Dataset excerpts
-=-=-=-=-

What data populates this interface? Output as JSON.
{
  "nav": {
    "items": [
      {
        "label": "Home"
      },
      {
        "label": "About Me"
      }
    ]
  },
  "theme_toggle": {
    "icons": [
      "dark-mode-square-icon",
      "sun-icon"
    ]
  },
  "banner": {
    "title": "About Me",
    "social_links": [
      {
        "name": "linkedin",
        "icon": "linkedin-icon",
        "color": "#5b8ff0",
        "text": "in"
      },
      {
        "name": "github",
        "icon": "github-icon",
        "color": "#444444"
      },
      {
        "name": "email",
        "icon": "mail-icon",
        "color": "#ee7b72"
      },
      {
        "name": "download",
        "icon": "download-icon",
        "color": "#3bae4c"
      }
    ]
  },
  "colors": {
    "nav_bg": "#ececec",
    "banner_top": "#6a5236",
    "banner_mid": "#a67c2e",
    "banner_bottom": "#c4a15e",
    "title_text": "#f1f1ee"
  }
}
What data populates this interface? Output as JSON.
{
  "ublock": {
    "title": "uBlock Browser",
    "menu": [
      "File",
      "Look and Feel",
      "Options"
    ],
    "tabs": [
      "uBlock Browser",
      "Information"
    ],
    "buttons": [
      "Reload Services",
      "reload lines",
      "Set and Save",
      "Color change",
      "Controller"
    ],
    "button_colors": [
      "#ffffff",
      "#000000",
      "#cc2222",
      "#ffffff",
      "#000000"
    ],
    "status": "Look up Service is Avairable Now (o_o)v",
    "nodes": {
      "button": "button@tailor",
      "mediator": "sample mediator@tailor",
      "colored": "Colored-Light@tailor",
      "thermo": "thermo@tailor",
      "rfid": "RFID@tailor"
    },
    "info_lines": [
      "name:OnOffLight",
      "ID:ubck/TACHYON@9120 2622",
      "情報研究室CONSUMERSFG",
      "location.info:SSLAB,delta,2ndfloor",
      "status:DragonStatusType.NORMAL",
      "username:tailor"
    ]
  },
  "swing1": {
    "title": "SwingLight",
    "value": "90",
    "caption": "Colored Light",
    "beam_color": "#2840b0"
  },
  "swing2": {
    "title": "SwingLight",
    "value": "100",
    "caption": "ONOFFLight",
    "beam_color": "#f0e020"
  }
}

-=-=-=-=-

| WHAT YOU WILL DO |
Return all of the data precisely as it appears.

| THE RESPONSE |
What data populates this interface? Output as JSON.
{
  "nav": {
    "items": [
      {
        "label": "Home"
      },
      {
        "label": "About Me"
      }
    ]
  },
  "theme_toggle": {
    "icons": [
      "dark-mode-square-icon",
      "sun-icon"
    ]
  },
  "banner": {
    "title": "About Me",
    "social_links": [
      {
        "name": "linkedin",
        "icon": "linkedin-icon",
        "color": "#5b8ff0",
        "text": "in"
      },
      {
        "name": "github",
        "icon": "github-icon",
        "color": "#444444"
      },
      {
        "name": "email",
        "icon": "mail-icon",
        "color": "#ee7b72"
      },
      {
        "name": "download",
        "icon": "download-icon",
        "color": "#3bae4c"
      }
    ]
  },
  "colors": {
    "nav_bg": "#ececec",
    "banner_top": "#6a5236",
    "banner_mid": "#a67c2e",
    "banner_bottom": "#c4a15e",
    "title_text": "#f1f1ee"
  }
}
What data populates this interface? Output as JSON.
{
  "ublock": {
    "title": "uBlock Browser",
    "menu": [
      "File",
      "Look and Feel",
      "Options"
    ],
    "tabs": [
      "uBlock Browser",
      "Information"
    ],
    "buttons": [
      "Reload Services",
      "reload lines",
      "Set and Save",
      "Color change",
      "Controller"
    ],
    "button_colors": [
      "#ffffff",
      "#000000",
      "#cc2222",
      "#ffffff",
      "#000000"
    ],
    "status": "Look up Service is Avairable Now (o_o)v",
    "nodes": {
      "button": "button@tailor",
      "mediator": "sample mediator@tailor",
      "colored": "Colored-Light@tailor",
      "thermo": "thermo@tailor",
      "rfid": "RFID@tailor"
    },
    "info_lines": [
      "name:OnOffLight",
      "ID:ubck/TACHYON@9120 2622",
      "情報研究室CONSUMERSFG",
      "location.info:SSLAB,delta,2ndfloor",
      "status:DragonStatusType.NORMAL",
      "username:tailor"
    ]
  },
  "swing1": {
    "title": "SwingLight",
    "value": "90",
    "caption": "Colored Light",
    "beam_color": "#2840b0"
  },
  "swing2": {
    "title": "SwingLight",
    "value": "100",
    "caption": "ONOFFLight",
    "beam_color": "#f0e020"
  }
}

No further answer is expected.